■ **Supplied information**:
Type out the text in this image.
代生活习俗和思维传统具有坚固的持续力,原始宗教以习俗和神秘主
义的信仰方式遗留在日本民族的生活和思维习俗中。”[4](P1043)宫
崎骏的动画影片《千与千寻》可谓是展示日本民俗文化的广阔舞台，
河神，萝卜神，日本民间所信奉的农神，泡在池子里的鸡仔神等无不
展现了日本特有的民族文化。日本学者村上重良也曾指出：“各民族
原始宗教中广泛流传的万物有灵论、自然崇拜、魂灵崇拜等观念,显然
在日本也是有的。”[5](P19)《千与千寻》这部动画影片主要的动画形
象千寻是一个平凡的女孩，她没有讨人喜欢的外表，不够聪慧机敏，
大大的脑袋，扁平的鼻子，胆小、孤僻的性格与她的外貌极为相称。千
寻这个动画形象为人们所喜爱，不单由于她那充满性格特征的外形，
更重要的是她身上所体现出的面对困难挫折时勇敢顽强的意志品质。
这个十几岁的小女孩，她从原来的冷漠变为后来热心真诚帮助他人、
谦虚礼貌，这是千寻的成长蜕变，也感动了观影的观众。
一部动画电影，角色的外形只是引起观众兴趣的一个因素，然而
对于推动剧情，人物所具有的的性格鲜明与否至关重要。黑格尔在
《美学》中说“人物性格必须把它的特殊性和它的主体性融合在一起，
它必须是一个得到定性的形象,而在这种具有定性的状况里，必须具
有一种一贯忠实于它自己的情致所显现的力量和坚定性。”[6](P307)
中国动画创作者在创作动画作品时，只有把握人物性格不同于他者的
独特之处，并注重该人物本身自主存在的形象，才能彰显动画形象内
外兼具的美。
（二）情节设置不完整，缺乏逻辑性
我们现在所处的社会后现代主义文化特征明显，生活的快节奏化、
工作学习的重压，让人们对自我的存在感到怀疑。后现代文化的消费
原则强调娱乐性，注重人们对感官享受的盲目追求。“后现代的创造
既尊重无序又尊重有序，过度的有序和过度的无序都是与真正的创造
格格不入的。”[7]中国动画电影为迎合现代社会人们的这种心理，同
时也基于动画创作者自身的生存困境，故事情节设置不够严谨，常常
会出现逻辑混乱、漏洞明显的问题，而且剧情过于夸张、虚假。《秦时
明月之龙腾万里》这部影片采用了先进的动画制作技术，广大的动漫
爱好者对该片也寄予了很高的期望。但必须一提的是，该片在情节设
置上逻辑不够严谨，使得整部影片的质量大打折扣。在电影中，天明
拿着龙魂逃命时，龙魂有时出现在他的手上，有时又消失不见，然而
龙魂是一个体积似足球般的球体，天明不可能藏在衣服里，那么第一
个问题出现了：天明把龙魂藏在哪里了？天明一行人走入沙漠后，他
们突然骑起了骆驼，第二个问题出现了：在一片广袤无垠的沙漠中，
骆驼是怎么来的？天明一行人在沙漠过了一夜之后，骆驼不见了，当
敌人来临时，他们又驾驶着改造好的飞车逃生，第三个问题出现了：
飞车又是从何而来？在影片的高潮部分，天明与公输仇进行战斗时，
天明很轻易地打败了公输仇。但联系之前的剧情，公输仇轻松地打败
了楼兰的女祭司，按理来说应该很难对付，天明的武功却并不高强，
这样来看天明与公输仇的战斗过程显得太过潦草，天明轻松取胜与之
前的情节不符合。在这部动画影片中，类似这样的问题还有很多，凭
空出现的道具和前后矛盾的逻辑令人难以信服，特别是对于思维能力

■ **Problem**:
Locate the word "千与千寻" in the entries, and copy every line where it is found.

■ **Correct response**:
崎骏的动画影片《千与千寻》可谓是展示日本民俗文化的广阔舞台，
在日本也是有的。”[5](P19)《千与千寻》这部动画影片主要的动画形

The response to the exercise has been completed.